▸ Task:
Below are some records. Copy every line in them that holds "count".

▸ Entries shown:
▶

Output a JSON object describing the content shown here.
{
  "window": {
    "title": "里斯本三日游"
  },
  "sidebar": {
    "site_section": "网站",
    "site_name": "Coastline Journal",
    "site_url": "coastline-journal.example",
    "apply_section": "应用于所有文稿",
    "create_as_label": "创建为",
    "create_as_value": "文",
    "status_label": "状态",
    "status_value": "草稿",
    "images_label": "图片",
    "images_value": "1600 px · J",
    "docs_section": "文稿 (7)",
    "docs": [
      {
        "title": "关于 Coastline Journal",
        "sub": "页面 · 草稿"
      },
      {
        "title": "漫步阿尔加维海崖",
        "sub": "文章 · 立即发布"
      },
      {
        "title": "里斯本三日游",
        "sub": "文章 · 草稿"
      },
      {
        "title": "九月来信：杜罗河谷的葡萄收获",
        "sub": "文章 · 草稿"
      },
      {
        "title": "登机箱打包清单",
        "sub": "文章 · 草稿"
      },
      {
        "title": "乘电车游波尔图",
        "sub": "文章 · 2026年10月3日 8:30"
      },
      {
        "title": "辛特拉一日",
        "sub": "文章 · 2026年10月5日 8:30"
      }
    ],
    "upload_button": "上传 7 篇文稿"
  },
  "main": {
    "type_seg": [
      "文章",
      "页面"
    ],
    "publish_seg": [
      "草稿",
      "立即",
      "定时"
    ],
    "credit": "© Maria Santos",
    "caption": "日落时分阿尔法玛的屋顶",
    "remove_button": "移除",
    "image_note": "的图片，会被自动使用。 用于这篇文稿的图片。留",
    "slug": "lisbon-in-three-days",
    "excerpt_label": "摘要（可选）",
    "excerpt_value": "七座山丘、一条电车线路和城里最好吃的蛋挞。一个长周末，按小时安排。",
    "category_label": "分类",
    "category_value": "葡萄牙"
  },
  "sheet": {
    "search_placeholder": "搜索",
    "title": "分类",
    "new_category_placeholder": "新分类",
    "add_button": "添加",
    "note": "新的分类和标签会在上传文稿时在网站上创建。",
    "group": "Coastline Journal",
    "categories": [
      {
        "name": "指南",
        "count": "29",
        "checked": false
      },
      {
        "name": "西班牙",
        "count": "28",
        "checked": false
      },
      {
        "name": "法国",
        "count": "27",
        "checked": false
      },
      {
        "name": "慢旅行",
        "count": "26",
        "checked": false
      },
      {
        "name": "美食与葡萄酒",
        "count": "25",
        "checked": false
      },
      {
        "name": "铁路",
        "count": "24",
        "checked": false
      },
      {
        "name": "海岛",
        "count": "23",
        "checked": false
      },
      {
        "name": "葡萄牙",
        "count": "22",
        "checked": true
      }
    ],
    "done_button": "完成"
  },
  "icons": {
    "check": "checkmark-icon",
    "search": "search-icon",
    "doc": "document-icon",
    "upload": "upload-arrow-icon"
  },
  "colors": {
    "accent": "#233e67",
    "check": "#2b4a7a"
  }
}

◀

▸ Output for this task:
        "count": "29",
        "count": "28",
        "count": "27",
        "count": "26",
        "count": "25",
        "count": "24",
        "count": "23",
        "count": "22",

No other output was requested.